[An excerpt from a dataset]
◆ ◆ ◆ ◆
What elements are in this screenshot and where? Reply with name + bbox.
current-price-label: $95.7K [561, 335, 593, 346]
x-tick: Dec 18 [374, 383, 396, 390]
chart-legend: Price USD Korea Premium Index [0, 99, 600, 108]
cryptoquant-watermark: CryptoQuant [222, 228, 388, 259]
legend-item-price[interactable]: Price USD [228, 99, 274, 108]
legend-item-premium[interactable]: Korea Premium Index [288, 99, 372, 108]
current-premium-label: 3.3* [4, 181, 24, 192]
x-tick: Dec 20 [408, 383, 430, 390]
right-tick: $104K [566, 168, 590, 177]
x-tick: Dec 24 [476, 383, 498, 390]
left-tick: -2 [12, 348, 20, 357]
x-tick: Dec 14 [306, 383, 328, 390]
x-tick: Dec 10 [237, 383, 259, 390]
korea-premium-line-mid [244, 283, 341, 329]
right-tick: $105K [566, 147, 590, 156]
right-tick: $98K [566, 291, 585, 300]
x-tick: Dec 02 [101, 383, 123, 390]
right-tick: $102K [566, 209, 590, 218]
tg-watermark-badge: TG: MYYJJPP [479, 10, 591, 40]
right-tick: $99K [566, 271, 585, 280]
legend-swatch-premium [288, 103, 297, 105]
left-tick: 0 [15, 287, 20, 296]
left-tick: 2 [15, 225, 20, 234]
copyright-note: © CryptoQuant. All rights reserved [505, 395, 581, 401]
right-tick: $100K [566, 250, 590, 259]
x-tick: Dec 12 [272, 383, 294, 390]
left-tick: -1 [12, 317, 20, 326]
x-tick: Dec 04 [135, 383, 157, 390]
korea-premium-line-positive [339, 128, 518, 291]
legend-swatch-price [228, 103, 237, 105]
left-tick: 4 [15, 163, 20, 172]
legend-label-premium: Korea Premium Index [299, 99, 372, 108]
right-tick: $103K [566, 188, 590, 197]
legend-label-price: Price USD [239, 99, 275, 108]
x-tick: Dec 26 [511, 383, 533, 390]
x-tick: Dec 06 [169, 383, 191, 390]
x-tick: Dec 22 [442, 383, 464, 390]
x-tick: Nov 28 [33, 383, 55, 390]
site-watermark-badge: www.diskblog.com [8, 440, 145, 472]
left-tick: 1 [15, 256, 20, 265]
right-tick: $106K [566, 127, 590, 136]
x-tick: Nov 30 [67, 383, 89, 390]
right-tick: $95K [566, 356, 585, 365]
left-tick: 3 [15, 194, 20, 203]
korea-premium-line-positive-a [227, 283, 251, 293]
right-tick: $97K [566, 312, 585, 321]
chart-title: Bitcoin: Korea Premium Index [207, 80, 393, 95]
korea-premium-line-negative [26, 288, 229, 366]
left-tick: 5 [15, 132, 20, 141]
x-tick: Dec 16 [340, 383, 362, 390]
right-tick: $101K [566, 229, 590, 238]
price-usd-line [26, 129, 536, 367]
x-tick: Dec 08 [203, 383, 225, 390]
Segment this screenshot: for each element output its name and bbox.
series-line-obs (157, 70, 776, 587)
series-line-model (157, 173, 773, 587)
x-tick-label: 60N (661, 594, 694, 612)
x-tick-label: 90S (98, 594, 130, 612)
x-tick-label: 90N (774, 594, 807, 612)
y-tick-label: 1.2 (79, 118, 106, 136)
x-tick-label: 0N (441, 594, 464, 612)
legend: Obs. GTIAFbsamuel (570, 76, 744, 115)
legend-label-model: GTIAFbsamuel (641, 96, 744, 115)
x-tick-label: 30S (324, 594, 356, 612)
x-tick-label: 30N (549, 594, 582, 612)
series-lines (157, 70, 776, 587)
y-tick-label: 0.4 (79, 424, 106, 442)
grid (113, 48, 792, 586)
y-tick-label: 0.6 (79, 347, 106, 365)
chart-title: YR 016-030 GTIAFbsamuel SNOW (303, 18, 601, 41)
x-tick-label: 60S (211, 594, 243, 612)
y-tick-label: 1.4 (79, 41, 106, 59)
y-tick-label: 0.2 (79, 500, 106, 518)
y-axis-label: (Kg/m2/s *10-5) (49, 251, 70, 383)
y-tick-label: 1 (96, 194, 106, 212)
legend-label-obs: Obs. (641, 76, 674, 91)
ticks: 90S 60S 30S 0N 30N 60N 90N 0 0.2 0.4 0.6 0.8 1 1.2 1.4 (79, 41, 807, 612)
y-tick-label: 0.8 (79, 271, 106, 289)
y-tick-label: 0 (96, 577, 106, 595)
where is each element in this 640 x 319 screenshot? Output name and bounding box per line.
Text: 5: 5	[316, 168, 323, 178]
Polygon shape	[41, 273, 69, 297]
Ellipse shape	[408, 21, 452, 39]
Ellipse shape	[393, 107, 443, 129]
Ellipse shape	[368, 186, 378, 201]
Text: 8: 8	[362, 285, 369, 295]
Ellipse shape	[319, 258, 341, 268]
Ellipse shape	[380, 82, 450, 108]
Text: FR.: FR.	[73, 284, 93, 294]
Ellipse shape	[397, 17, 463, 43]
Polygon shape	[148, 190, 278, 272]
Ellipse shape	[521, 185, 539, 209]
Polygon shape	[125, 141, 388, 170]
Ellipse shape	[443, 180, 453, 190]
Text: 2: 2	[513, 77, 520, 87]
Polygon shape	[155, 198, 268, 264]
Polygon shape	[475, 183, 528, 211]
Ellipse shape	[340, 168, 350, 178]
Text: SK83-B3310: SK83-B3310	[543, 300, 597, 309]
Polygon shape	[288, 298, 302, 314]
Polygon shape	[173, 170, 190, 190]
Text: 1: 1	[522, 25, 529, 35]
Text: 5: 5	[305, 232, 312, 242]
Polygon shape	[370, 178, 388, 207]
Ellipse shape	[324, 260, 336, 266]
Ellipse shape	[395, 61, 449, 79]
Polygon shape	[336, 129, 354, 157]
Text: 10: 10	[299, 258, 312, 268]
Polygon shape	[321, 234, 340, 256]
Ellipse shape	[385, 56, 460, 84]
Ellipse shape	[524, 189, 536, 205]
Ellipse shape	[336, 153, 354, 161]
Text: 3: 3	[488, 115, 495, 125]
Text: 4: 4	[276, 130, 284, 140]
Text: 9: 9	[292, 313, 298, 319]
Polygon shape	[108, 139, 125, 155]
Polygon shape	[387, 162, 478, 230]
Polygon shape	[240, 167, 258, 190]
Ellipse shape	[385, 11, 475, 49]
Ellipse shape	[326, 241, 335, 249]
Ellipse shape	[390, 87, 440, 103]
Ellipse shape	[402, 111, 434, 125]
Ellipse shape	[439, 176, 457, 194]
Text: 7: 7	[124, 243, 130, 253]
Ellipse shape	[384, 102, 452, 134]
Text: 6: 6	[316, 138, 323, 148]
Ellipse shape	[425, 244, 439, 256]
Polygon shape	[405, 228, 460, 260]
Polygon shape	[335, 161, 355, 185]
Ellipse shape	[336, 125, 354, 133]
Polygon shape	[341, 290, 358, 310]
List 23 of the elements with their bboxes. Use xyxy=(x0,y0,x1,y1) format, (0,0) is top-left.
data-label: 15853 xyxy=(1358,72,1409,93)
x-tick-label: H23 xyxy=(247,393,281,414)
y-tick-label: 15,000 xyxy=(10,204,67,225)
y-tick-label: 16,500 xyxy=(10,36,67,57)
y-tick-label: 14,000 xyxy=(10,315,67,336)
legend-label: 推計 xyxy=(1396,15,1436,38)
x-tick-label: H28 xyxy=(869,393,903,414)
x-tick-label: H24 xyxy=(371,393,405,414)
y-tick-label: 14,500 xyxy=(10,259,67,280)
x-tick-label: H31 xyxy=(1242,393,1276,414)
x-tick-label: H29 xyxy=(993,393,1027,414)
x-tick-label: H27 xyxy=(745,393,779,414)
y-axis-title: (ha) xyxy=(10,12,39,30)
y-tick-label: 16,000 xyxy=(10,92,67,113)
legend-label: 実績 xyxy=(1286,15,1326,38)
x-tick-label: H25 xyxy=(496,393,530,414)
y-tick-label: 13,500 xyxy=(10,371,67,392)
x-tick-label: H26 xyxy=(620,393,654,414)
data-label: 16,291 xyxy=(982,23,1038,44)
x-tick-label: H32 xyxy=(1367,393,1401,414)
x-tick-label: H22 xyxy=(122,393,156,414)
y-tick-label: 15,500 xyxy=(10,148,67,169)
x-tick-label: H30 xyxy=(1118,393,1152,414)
◆ ◆ ◆ ◆
- **What is needed**: Transcribe the entries above without any changes, from the first line through the line that contains "legend-swatch-price [228, 103, 237, 105]".

- **Result of the exercise**:
What elements are in this screenshot and where? Reply with name + bbox.
current-price-label: $95.7K [561, 335, 593, 346]
x-tick: Dec 18 [374, 383, 396, 390]
chart-legend: Price USD Korea Premium Index [0, 99, 600, 108]
cryptoquant-watermark: CryptoQuant [222, 228, 388, 259]
legend-item-price[interactable]: Price USD [228, 99, 274, 108]
legend-item-premium[interactable]: Korea Premium Index [288, 99, 372, 108]
current-premium-label: 3.3* [4, 181, 24, 192]
x-tick: Dec 20 [408, 383, 430, 390]
right-tick: $104K [566, 168, 590, 177]
x-tick: Dec 24 [476, 383, 498, 390]
left-tick: -2 [12, 348, 20, 357]
x-tick: Dec 14 [306, 383, 328, 390]
x-tick: Dec 10 [237, 383, 259, 390]
korea-premium-line-mid [244, 283, 341, 329]
right-tick: $105K [566, 147, 590, 156]
right-tick: $98K [566, 291, 585, 300]
x-tick: Dec 02 [101, 383, 123, 390]
right-tick: $102K [566, 209, 590, 218]
tg-watermark-badge: TG: MYYJJPP [479, 10, 591, 40]
right-tick: $99K [566, 271, 585, 280]
legend-swatch-premium [288, 103, 297, 105]
left-tick: 0 [15, 287, 20, 296]
left-tick: 2 [15, 225, 20, 234]
copyright-note: © CryptoQuant. All rights reserved [505, 395, 581, 401]
right-tick: $100K [566, 250, 590, 259]
x-tick: Dec 12 [272, 383, 294, 390]
left-tick: -1 [12, 317, 20, 326]
x-tick: Dec 04 [135, 383, 157, 390]
korea-premium-line-positive [339, 128, 518, 291]
legend-swatch-price [228, 103, 237, 105]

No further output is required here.